◆ Task statement ◆
Every record that follows should be printed verbatim.

◆ Dataset entries ◆
• • • • •

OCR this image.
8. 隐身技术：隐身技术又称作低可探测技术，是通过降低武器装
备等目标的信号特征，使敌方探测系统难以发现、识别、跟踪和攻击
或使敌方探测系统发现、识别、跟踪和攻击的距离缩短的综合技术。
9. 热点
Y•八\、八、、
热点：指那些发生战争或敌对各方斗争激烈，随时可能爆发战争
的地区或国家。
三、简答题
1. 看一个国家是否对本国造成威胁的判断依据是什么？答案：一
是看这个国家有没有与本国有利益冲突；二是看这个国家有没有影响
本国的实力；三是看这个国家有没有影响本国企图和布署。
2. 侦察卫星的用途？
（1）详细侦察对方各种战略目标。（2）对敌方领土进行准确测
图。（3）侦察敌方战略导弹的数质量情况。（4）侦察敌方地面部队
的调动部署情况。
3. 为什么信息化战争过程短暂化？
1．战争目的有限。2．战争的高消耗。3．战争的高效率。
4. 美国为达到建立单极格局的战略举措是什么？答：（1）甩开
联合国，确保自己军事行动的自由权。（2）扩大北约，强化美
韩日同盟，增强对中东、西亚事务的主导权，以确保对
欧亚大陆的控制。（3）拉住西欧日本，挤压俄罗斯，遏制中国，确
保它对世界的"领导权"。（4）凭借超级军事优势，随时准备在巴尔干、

• • • • •

◆ Response ◆
OCR this image.
8. 隐身技术：隐身技术又称作低可探测技术，是通过降低武器装
备等目标的信号特征，使敌方探测系统难以发现、识别、跟踪和攻击
或使敌方探测系统发现、识别、跟踪和攻击的距离缩短的综合技术。
9. 热点
Y•八\、八、、
热点：指那些发生战争或敌对各方斗争激烈，随时可能爆发战争
的地区或国家。
三、简答题
1. 看一个国家是否对本国造成威胁的判断依据是什么？答案：一
是看这个国家有没有与本国有利益冲突；二是看这个国家有没有影响
本国的实力；三是看这个国家有没有影响本国企图和布署。
2. 侦察卫星的用途？
（1）详细侦察对方各种战略目标。（2）对敌方领土进行准确测
图。（3）侦察敌方战略导弹的数质量情况。（4）侦察敌方地面部队
的调动部署情况。
3. 为什么信息化战争过程短暂化？
1．战争目的有限。2．战争的高消耗。3．战争的高效率。
4. 美国为达到建立单极格局的战略举措是什么？答：（1）甩开
联合国，确保自己军事行动的自由权。（2）扩大北约，强化美
韩日同盟，增强对中东、西亚事务的主导权，以确保对
欧亚大陆的控制。（3）拉住西欧日本，挤压俄罗斯，遏制中国，确
保它对世界的"领导权"。（4）凭借超级军事优势，随时准备在巴尔干、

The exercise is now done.